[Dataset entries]
☆ ☆ ☆ ☆

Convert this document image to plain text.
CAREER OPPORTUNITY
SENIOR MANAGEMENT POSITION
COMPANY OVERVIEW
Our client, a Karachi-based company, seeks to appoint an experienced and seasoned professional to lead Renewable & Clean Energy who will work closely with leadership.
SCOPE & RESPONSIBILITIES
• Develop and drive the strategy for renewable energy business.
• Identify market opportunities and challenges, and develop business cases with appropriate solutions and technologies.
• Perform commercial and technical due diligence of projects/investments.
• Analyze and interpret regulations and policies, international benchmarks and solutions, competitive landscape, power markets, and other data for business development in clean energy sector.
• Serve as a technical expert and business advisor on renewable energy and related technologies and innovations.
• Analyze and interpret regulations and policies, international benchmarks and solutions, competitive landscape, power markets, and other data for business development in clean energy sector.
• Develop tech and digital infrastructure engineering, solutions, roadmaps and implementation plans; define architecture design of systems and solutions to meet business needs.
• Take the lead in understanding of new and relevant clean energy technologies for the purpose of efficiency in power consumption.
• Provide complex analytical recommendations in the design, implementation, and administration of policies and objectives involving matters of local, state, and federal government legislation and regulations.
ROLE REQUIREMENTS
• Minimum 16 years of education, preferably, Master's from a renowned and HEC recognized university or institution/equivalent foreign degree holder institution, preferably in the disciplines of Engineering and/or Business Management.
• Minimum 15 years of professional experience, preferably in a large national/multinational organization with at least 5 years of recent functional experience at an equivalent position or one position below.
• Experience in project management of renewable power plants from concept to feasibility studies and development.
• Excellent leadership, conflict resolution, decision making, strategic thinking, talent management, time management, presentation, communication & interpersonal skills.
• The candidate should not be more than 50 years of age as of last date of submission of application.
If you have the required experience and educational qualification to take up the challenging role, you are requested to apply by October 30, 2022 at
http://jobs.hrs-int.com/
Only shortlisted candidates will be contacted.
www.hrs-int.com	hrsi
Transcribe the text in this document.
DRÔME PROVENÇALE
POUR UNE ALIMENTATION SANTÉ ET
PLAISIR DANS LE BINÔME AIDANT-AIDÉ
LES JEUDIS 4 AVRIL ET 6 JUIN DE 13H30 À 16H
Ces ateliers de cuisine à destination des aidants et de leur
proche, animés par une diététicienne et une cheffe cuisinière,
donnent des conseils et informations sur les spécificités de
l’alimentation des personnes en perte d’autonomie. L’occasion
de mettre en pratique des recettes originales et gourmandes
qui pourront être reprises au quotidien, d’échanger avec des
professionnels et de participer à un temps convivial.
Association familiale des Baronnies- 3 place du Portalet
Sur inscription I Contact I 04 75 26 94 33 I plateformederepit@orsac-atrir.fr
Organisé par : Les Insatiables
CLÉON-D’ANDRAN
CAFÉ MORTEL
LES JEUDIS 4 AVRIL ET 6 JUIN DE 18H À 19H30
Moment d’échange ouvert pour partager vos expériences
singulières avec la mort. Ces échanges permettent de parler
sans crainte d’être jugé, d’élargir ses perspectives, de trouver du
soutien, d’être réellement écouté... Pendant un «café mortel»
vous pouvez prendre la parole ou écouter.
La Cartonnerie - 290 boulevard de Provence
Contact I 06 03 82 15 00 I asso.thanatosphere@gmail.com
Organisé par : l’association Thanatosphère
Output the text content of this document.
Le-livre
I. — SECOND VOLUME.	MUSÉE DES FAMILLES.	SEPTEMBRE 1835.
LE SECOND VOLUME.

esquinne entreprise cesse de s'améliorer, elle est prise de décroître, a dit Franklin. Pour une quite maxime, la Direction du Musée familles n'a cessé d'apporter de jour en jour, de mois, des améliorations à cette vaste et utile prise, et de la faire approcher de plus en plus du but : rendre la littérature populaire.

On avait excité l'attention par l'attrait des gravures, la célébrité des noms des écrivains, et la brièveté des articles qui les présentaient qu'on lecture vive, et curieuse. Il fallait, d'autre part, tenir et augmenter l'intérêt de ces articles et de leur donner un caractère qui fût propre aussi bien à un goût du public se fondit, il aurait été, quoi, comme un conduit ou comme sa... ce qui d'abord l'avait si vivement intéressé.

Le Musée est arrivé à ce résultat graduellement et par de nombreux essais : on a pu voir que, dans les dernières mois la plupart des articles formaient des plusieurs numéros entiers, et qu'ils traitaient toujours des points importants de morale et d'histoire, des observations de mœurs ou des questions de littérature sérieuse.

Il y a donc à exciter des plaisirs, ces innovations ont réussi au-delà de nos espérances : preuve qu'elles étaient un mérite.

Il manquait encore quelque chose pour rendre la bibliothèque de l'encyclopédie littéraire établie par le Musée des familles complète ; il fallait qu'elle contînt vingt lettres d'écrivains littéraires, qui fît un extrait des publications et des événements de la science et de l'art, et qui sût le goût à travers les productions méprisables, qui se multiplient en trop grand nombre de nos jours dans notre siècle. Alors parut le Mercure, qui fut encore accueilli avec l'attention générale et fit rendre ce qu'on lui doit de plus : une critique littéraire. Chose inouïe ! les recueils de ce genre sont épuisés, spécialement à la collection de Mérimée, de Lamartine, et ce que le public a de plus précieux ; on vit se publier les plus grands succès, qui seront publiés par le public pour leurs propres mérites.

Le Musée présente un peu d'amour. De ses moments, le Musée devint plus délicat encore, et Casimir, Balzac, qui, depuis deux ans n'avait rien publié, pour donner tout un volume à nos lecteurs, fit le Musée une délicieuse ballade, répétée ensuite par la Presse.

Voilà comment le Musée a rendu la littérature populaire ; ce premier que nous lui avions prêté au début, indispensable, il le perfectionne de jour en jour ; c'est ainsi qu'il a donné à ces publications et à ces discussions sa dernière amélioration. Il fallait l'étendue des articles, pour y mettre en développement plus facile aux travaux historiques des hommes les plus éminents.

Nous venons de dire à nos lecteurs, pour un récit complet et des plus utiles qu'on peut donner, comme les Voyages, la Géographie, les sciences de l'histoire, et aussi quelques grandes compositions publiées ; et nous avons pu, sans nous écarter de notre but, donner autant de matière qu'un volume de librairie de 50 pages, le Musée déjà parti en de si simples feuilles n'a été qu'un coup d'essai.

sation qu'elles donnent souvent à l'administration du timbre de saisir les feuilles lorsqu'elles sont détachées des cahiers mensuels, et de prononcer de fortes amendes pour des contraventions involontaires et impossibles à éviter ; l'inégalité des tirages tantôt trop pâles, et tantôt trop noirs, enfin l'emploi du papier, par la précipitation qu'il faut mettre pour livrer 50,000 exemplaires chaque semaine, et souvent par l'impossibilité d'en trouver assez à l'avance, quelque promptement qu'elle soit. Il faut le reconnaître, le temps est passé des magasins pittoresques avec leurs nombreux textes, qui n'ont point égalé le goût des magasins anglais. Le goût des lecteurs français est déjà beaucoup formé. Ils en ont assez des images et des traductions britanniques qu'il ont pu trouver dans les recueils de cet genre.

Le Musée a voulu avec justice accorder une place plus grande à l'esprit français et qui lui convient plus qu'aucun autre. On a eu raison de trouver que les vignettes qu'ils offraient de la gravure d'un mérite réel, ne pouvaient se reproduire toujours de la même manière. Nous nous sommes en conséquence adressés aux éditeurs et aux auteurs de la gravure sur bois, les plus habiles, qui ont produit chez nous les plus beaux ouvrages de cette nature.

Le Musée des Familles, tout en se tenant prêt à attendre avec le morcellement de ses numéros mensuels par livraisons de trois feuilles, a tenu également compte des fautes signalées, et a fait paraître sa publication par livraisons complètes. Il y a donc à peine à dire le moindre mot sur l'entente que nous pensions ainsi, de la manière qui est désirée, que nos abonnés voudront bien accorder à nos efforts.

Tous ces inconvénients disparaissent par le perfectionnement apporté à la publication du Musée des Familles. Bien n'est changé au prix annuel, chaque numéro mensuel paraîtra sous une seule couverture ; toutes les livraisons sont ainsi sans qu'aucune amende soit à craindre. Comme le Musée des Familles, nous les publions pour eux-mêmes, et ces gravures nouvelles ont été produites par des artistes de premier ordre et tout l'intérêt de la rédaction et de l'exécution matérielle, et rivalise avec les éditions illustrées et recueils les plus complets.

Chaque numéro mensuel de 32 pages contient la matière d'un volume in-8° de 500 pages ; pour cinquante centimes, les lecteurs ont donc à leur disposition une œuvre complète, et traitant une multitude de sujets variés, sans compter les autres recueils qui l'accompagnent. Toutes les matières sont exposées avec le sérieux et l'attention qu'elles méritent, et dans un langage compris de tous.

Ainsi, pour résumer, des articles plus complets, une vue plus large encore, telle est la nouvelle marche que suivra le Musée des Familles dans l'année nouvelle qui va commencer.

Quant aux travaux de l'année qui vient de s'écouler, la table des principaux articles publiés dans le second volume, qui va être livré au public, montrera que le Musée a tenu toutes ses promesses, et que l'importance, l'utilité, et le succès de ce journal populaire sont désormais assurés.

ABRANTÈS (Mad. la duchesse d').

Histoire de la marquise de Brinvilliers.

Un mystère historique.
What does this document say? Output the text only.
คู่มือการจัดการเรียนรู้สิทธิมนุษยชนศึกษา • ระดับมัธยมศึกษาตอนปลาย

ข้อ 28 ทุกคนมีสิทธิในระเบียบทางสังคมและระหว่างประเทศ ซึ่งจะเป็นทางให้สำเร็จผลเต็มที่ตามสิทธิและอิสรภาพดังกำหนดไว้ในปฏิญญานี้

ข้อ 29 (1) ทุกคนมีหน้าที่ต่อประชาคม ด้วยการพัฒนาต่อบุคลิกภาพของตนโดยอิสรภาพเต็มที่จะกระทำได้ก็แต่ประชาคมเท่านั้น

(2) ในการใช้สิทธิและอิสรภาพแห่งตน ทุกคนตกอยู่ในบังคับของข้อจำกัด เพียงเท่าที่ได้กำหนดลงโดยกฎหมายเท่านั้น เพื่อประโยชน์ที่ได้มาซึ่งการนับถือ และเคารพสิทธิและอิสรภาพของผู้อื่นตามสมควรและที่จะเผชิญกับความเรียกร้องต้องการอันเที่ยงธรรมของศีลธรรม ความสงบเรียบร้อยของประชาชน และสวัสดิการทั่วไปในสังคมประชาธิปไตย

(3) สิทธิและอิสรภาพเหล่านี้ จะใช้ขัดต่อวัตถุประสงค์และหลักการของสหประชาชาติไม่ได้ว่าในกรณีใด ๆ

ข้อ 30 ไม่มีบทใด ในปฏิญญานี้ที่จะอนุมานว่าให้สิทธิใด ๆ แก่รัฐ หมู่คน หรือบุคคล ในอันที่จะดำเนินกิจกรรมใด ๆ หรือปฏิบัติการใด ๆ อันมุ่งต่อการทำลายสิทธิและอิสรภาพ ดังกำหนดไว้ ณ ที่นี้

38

☆ ☆ ☆ ☆

## TASK STATEMENT
Say how many lines of the data include the word "ในปฏ". Nothing other than the number should be given.

## COMPLETED EXERCISE
2